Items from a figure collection
● ● ● ●

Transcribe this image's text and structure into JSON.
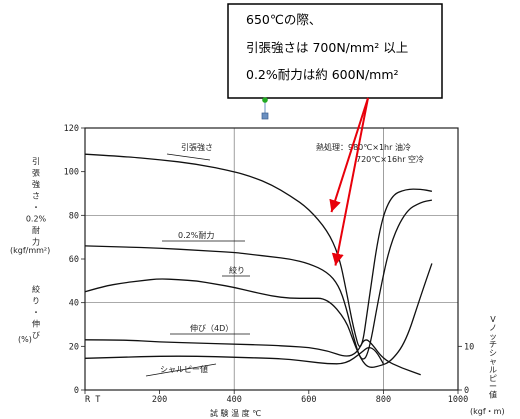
{
  "chart_data": {
    "type": "line",
    "xlabel": "試 験 温 度 ℃",
    "xlim": [
      0,
      1000
    ],
    "x_ticks": [
      {
        "value": 0,
        "label": "R T"
      },
      {
        "value": 200,
        "label": "200"
      },
      {
        "value": 400,
        "label": "400"
      },
      {
        "value": 600,
        "label": "600"
      },
      {
        "value": 800,
        "label": "800"
      },
      {
        "value": 1000,
        "label": "1000"
      }
    ],
    "ylim": [
      0,
      120
    ],
    "y_ticks": [
      0,
      20,
      40,
      60,
      80,
      100,
      120
    ],
    "ylabel_top": [
      "引",
      "張",
      "強",
      "さ",
      "・",
      "0.2%",
      "耐",
      "力"
    ],
    "ylabel_top_unit": "(kgf/mm²)",
    "ylabel_bottom": [
      "絞",
      "り",
      "・",
      "伸",
      "び"
    ],
    "ylabel_bottom_unit": "(%)",
    "y2lim": [
      0,
      20
    ],
    "y2_ticks": [
      0,
      10
    ],
    "y2label": [
      "V",
      "ノ",
      "ッ",
      "チ",
      "シ",
      "ャ",
      "ル",
      "ピ",
      "ー",
      "値"
    ],
    "y2label_unit": "(kgf・m)",
    "heat_treatment": [
      "熱処理：980℃×1hr 油冷",
      "720℃×16hr 空冷"
    ],
    "grid": true,
    "series": [
      {
        "name": "引張強さ",
        "x": [
          0,
          100,
          200,
          300,
          400,
          450,
          500,
          550,
          600,
          650,
          680,
          700,
          720,
          740,
          760,
          790,
          820,
          860,
          900,
          930
        ],
        "y": [
          108,
          107,
          105.5,
          103.5,
          100,
          97.5,
          94,
          89,
          83,
          73,
          62,
          46,
          28,
          16,
          40,
          75,
          89,
          92,
          92,
          91
        ]
      },
      {
        "name": "0.2%耐力",
        "x": [
          0,
          100,
          200,
          300,
          400,
          450,
          500,
          550,
          600,
          650,
          680,
          700,
          720,
          740,
          760,
          790,
          820,
          860,
          900,
          930
        ],
        "y": [
          66,
          65.5,
          65,
          64,
          63,
          62,
          61,
          60,
          58,
          54,
          48,
          38,
          24,
          13,
          16,
          45,
          68,
          82,
          86,
          87
        ]
      },
      {
        "name": "絞り",
        "x": [
          0,
          50,
          100,
          150,
          200,
          250,
          300,
          350,
          400,
          450,
          500,
          550,
          600,
          650,
          700,
          720,
          740,
          760,
          790,
          820,
          860,
          900,
          930
        ],
        "y": [
          45,
          47.5,
          49,
          50,
          51,
          50.5,
          50,
          48.5,
          47,
          45,
          43,
          42,
          42,
          42,
          32,
          22,
          14,
          10,
          11,
          13,
          22,
          43,
          58
        ]
      },
      {
        "name": "伸び（4D）",
        "x": [
          0,
          100,
          200,
          300,
          400,
          500,
          550,
          600,
          650,
          700,
          730,
          750,
          770,
          800,
          850,
          900
        ],
        "y": [
          23,
          23,
          22,
          21.5,
          21,
          20.5,
          20,
          19.5,
          18,
          15,
          17,
          24,
          21,
          14,
          10,
          7
        ]
      },
      {
        "name": "シャルピー値",
        "x": [
          0,
          100,
          200,
          300,
          400,
          500,
          550,
          600,
          650,
          700,
          740,
          760,
          780,
          800
        ],
        "y": [
          14.5,
          15,
          15.5,
          15.5,
          15,
          14.5,
          14,
          13,
          12,
          12,
          17,
          20,
          18,
          12
        ]
      }
    ],
    "series_labels": [
      "引張強さ",
      "0.2%耐力",
      "絞り",
      "伸び（4D）",
      "シャルピー値"
    ]
  },
  "callout": {
    "lines": [
      "650℃の際、",
      "引張強さは 700N/mm² 以上",
      "0.2%耐力は約 600N/mm²"
    ],
    "color": "#000000"
  },
  "colors": {
    "arrow": "#e8000b",
    "curve": "#111111",
    "grid": "#777777",
    "handle_green": "#22aa22",
    "handle_blue": "#6a8fc0"
  }
}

● ● ● ●

▶ EXERCISE INSTRUCTIONS
Scan the data for the word "name" and copy every line where it shows up.

▶ FULL SOLUTION
        "name": "引張強さ",
        "name": "0.2%耐力",
        "name": "絞り",
        "name": "伸び（4D）",
        "name": "シャルピー値",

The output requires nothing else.